Problem:
Your task is to repeat the lines below exactly, excluding any pictures they contain.

[Records that describe figures]
☆ ☆ ☆ ☆ ☆

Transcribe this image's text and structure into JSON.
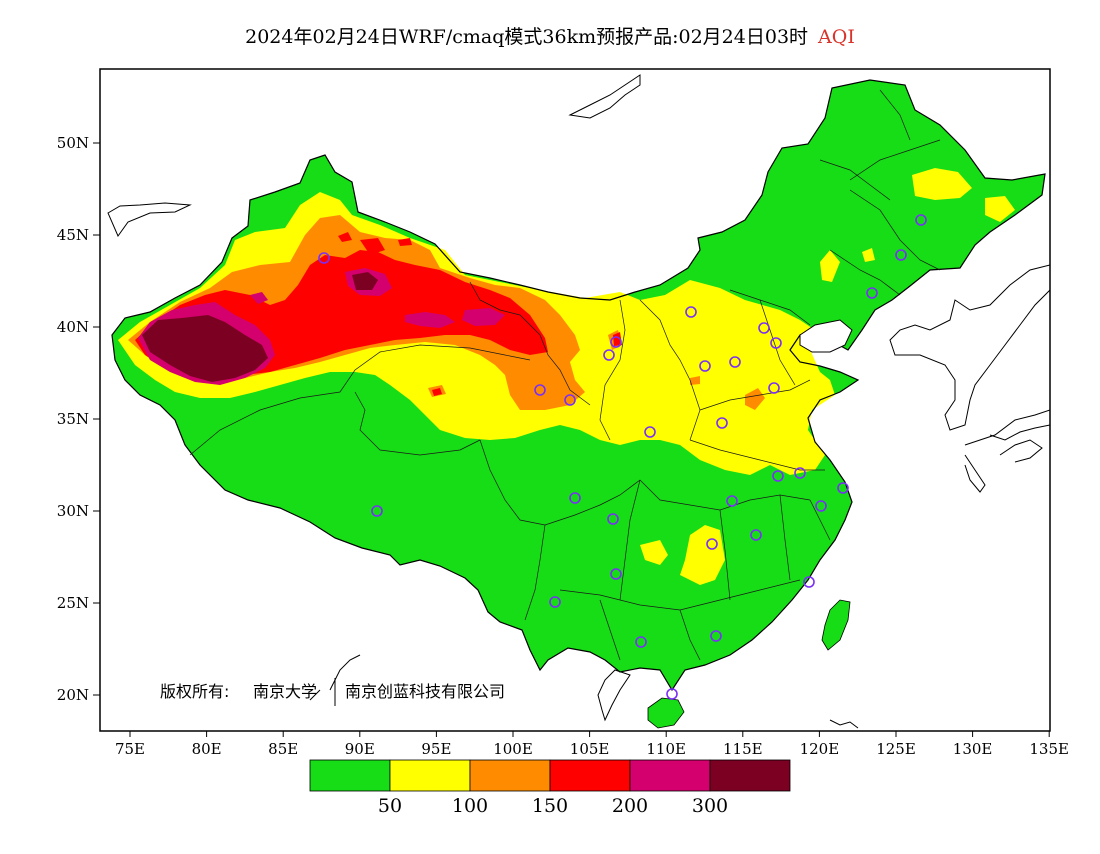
{
  "title": {
    "main": "2024年02月24日WRF/cmaq模式36km预报产品:02月24日03时",
    "variable": "AQI",
    "variable_color": "#d9342b"
  },
  "axes": {
    "x_ticks": [
      "75E",
      "80E",
      "85E",
      "90E",
      "95E",
      "100E",
      "105E",
      "110E",
      "115E",
      "120E",
      "125E",
      "130E",
      "135E"
    ],
    "y_ticks": [
      "50N",
      "45N",
      "40N",
      "35N",
      "30N",
      "25N",
      "20N"
    ]
  },
  "copyright": {
    "label": "版权所有:",
    "org1": "南京大学",
    "org2": "南京创蓝科技有限公司"
  },
  "legend": {
    "colors": [
      "#16dd16",
      "#ffff00",
      "#ff8c00",
      "#ff0000",
      "#d4006e",
      "#7c0022"
    ],
    "labels": [
      "50",
      "100",
      "150",
      "200",
      "300"
    ]
  },
  "colors": {
    "good": "#16dd16",
    "moderate": "#ffff00",
    "usg": "#ff8c00",
    "unhealthy": "#ff0000",
    "very_unhealthy": "#d4006e",
    "hazardous": "#7c0022",
    "station_marker": "#7b2ff7"
  }
}
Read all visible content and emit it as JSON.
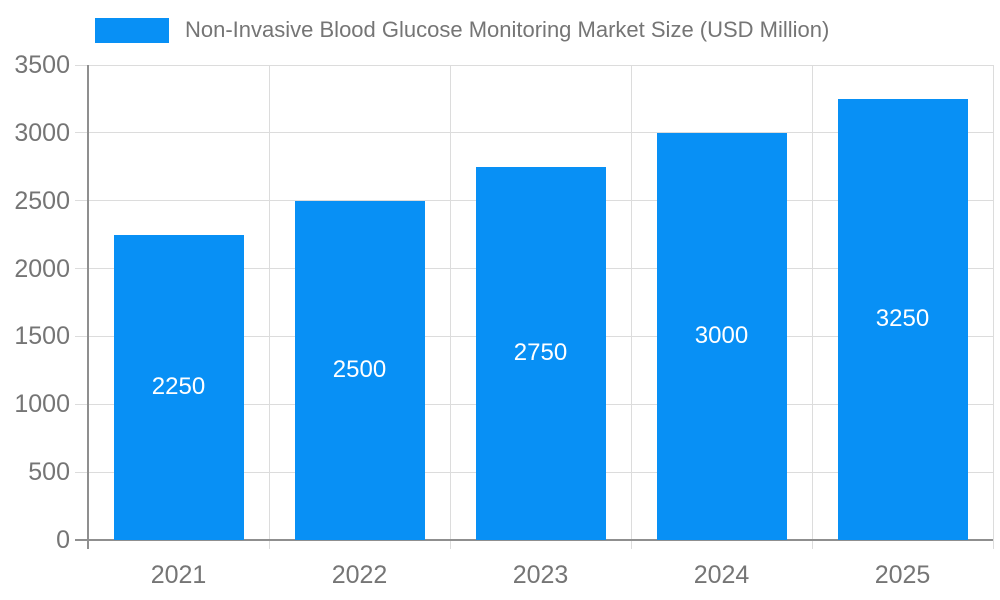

☆ ☆ ☆ ☆ ☆

Complete response:
Transcribe this image's text and structure into JSON.
{
  "title": {
    "main": "2024年02月24日WRF/cmaq模式36km预报产品:02月24日03时",
    "variable": "AQI",
    "variable_color": "#d9342b"
  },
  "axes": {
    "x_ticks": [
      "75E",
      "80E",
      "85E",
      "90E",
      "95E",
      "100E",
      "105E",
      "110E",
      "115E",
      "120E",
      "125E",
      "130E",
      "135E"
    ],
    "y_ticks": [
      "50N",
      "45N",
      "40N",
      "35N",
      "30N",
      "25N",
      "20N"
    ]
  },
  "copyright": {
    "label": "版权所有:",
    "org1": "南京大学",
    "org2": "南京创蓝科技有限公司"
  },
  "legend": {
    "colors": [
      "#16dd16",
      "#ffff00",
      "#ff8c00",
      "#ff0000",
      "#d4006e",
      "#7c0022"
    ],
    "labels": [
      "50",
      "100",
      "150",
      "200",
      "300"
    ]
  },
  "colors": {
    "good": "#16dd16",
    "moderate": "#ffff00",
    "usg": "#ff8c00",
    "unhealthy": "#ff0000",
    "very_unhealthy": "#d4006e",
    "hazardous": "#7c0022",
    "station_marker": "#7b2ff7"
  }
}
Read all visible content and emit it as JSON.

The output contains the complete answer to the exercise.